(Stored items from a collection)
>>>

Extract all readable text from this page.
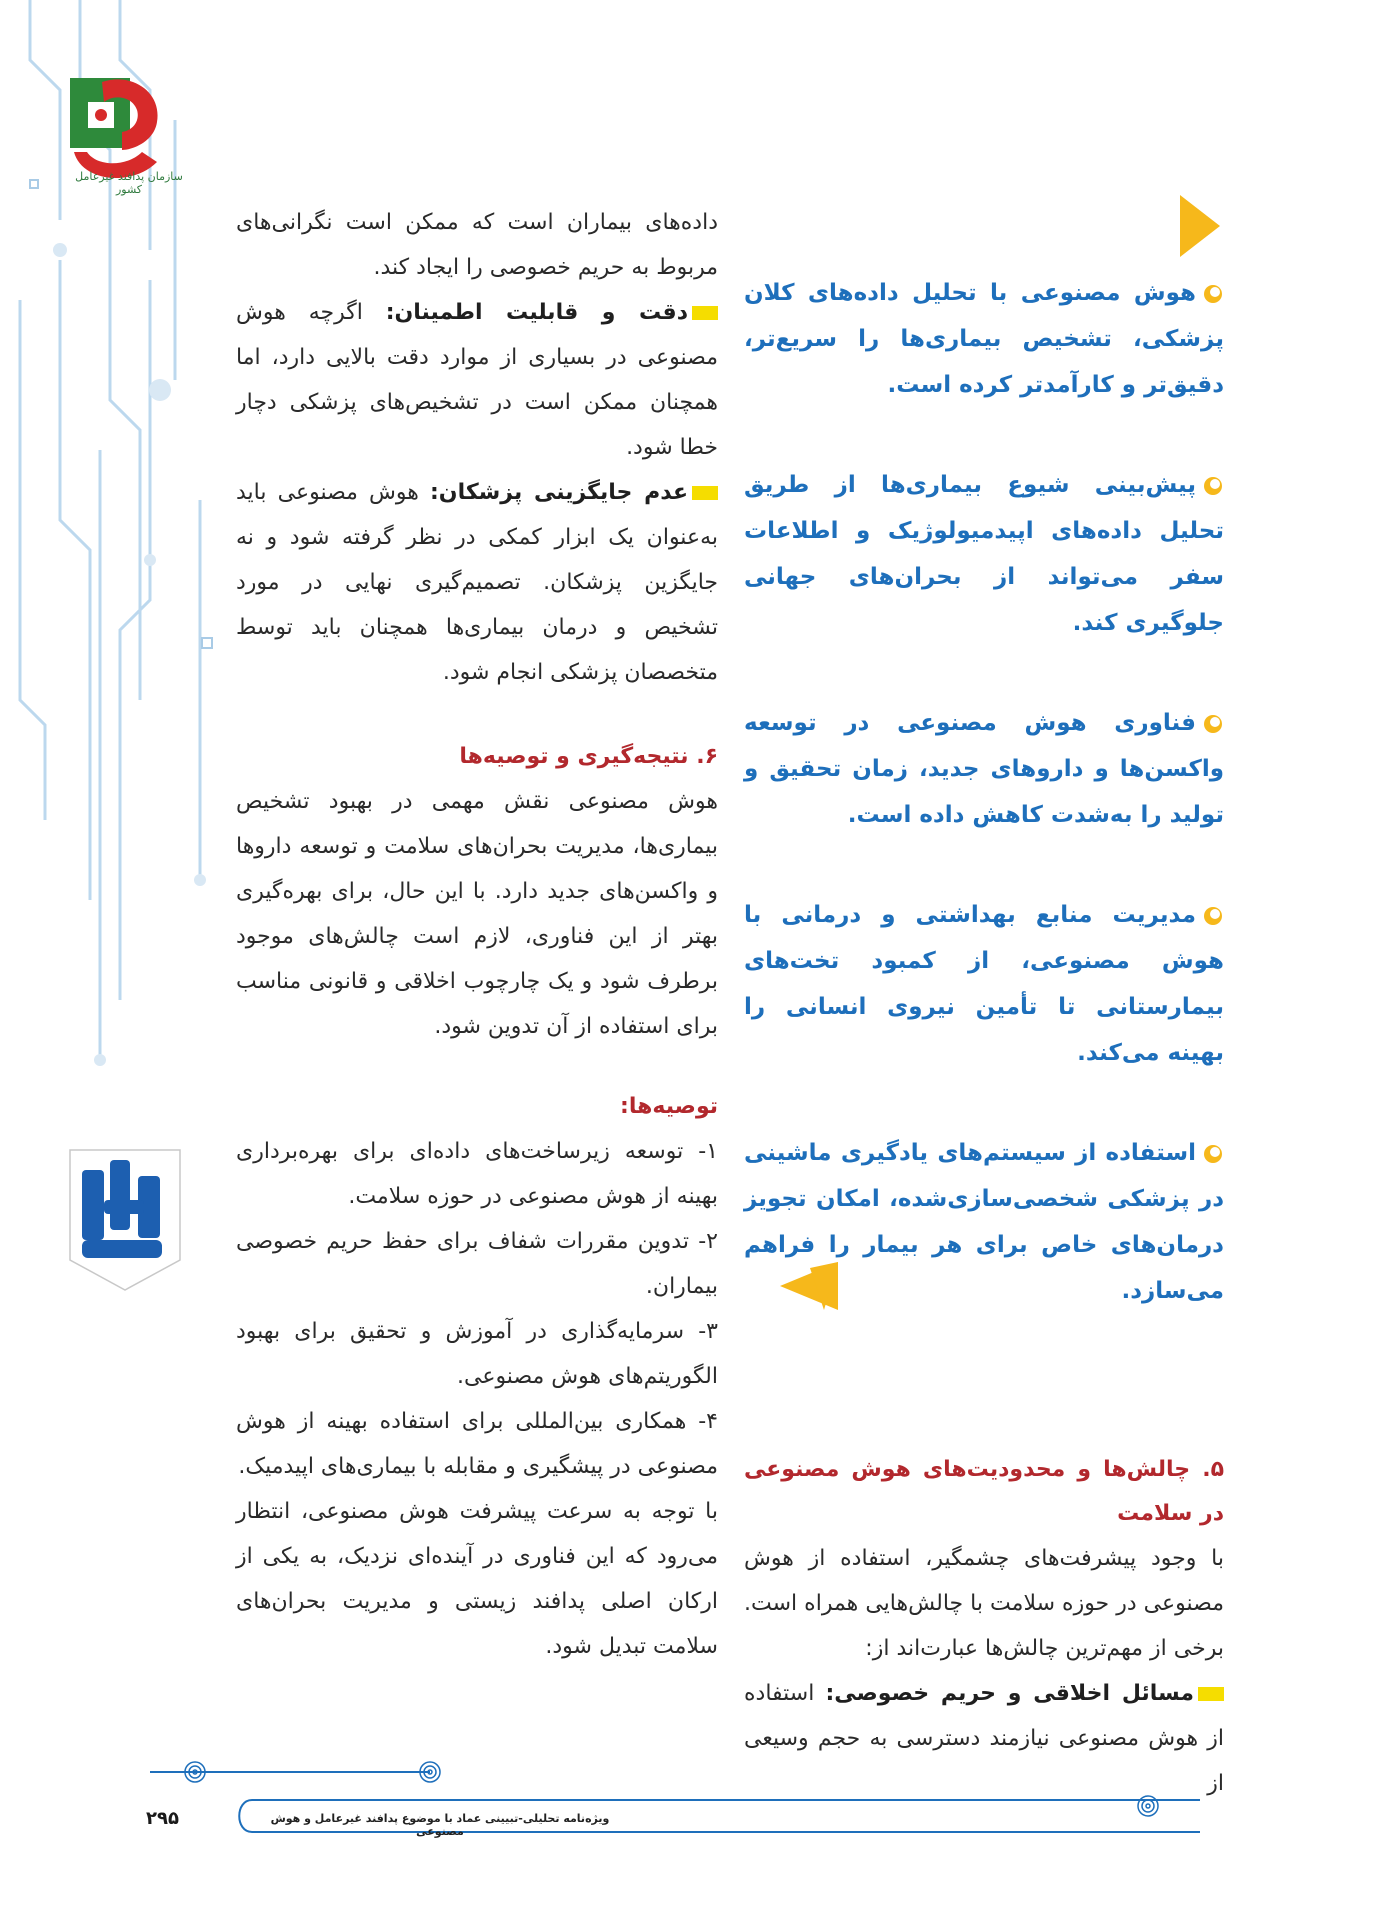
سازمان پدافند غیرعامل کشور

داده‌های بیماران است که ممکن است نگرانی‌های مربوط به حریم خصوصی را ایجاد کند.

دقت و قابلیت اطمینان: اگرچه هوش مصنوعی در بسیاری از موارد دقت بالایی دارد، اما همچنان ممکن است در تشخیص‌های پزشکی دچار خطا شود.

عدم جایگزینی پزشکان: هوش مصنوعی باید به‌عنوان یک ابزار کمکی در نظر گرفته شود و نه جایگزین پزشکان. تصمیم‌گیری نهایی در مورد تشخیص و درمان بیماری‌ها همچنان باید توسط متخصصان پزشکی انجام شود.

۶. نتیجه‌گیری و توصیه‌ها

هوش مصنوعی نقش مهمی در بهبود تشخیص بیماری‌ها، مدیریت بحران‌های سلامت و توسعه داروها و واکسن‌های جدید دارد. با این حال، برای بهره‌گیری بهتر از این فناوری، لازم است چالش‌های موجود برطرف شود و یک چارچوب اخلاقی و قانونی مناسب برای استفاده از آن تدوین شود.

توصیه‌ها:

۱- توسعه زیرساخت‌های داده‌ای برای بهره‌برداری بهینه از هوش مصنوعی در حوزه سلامت.

۲- تدوین مقررات شفاف برای حفظ حریم خصوصی بیماران.

۳- سرمایه‌گذاری در آموزش و تحقیق برای بهبود الگوریتم‌های هوش مصنوعی.

۴- همکاری بین‌المللی برای استفاده بهینه از هوش مصنوعی در پیشگیری و مقابله با بیماری‌های اپیدمیک.

با توجه به سرعت پیشرفت هوش مصنوعی، انتظار می‌رود که این فناوری در آینده‌ای نزدیک، به یکی از ارکان اصلی پدافند زیستی و مدیریت بحران‌های سلامت تبدیل شود.

هوش مصنوعی با تحلیل داده‌های کلان پزشکی، تشخیص بیماری‌ها را سریع‌تر، دقیق‌تر و کارآمدتر کرده است.

پیش‌بینی شیوع بیماری‌ها از طریق تحلیل داده‌های اپیدمیولوژیک و اطلاعات سفر می‌تواند از بحران‌های جهانی جلوگیری کند.

فناوری هوش مصنوعی در توسعه واکسن‌ها و داروهای جدید، زمان تحقیق و تولید را به‌شدت کاهش داده است.

مدیریت منابع بهداشتی و درمانی با هوش مصنوعی، از کمبود تخت‌های بیمارستانی تا تأمین نیروی انسانی را بهینه می‌کند.

استفاده از سیستم‌های یادگیری ماشینی در پزشکی شخصی‌سازی‌شده، امکان تجویز درمان‌های خاص برای هر بیمار را فراهم می‌سازد.

۵. چالش‌ها و محدودیت‌های هوش مصنوعی در سلامت

با وجود پیشرفت‌های چشمگیر، استفاده از هوش مصنوعی در حوزه سلامت با چالش‌هایی همراه است. برخی از مهم‌ترین چالش‌ها عبارت‌اند از:

مسائل اخلاقی و حریم خصوصی: استفاده از هوش مصنوعی نیازمند دسترسی به حجم وسیعی از

۲۹۵	ویژه‌نامه تحلیلی-تبیینی عماد با موضوع پدافند غیرعامل و هوش مصنوعی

<<<

- _AIM OF THE TASK_:
Images in the records should not be copied. Repeat all the rest exactly.

- _EXERCISE RESPONSE_:
Extract all readable text from this page.
سازمان پدافند غیرعامل کشور

داده‌های بیماران است که ممکن است نگرانی‌های مربوط به حریم خصوصی را ایجاد کند.

دقت و قابلیت اطمینان: اگرچه هوش مصنوعی در بسیاری از موارد دقت بالایی دارد، اما همچنان ممکن است در تشخیص‌های پزشکی دچار خطا شود.

عدم جایگزینی پزشکان: هوش مصنوعی باید به‌عنوان یک ابزار کمکی در نظر گرفته شود و نه جایگزین پزشکان. تصمیم‌گیری نهایی در مورد تشخیص و درمان بیماری‌ها همچنان باید توسط متخصصان پزشکی انجام شود.

۶. نتیجه‌گیری و توصیه‌ها

هوش مصنوعی نقش مهمی در بهبود تشخیص بیماری‌ها، مدیریت بحران‌های سلامت و توسعه داروها و واکسن‌های جدید دارد. با این حال، برای بهره‌گیری بهتر از این فناوری، لازم است چالش‌های موجود برطرف شود و یک چارچوب اخلاقی و قانونی مناسب برای استفاده از آن تدوین شود.

توصیه‌ها:

۱- توسعه زیرساخت‌های داده‌ای برای بهره‌برداری بهینه از هوش مصنوعی در حوزه سلامت.

۲- تدوین مقررات شفاف برای حفظ حریم خصوصی بیماران.

۳- سرمایه‌گذاری در آموزش و تحقیق برای بهبود الگوریتم‌های هوش مصنوعی.

۴- همکاری بین‌المللی برای استفاده بهینه از هوش مصنوعی در پیشگیری و مقابله با بیماری‌های اپیدمیک.

با توجه به سرعت پیشرفت هوش مصنوعی، انتظار می‌رود که این فناوری در آینده‌ای نزدیک، به یکی از ارکان اصلی پدافند زیستی و مدیریت بحران‌های سلامت تبدیل شود.

هوش مصنوعی با تحلیل داده‌های کلان پزشکی، تشخیص بیماری‌ها را سریع‌تر، دقیق‌تر و کارآمدتر کرده است.

پیش‌بینی شیوع بیماری‌ها از طریق تحلیل داده‌های اپیدمیولوژیک و اطلاعات سفر می‌تواند از بحران‌های جهانی جلوگیری کند.

فناوری هوش مصنوعی در توسعه واکسن‌ها و داروهای جدید، زمان تحقیق و تولید را به‌شدت کاهش داده است.

مدیریت منابع بهداشتی و درمانی با هوش مصنوعی، از کمبود تخت‌های بیمارستانی تا تأمین نیروی انسانی را بهینه می‌کند.

استفاده از سیستم‌های یادگیری ماشینی در پزشکی شخصی‌سازی‌شده، امکان تجویز درمان‌های خاص برای هر بیمار را فراهم می‌سازد.

۵. چالش‌ها و محدودیت‌های هوش مصنوعی در سلامت

با وجود پیشرفت‌های چشمگیر، استفاده از هوش مصنوعی در حوزه سلامت با چالش‌هایی همراه است. برخی از مهم‌ترین چالش‌ها عبارت‌اند از:

مسائل اخلاقی و حریم خصوصی: استفاده از هوش مصنوعی نیازمند دسترسی به حجم وسیعی از

۲۹۵	ویژه‌نامه تحلیلی-تبیینی عماد با موضوع پدافند غیرعامل و هوش مصنوعی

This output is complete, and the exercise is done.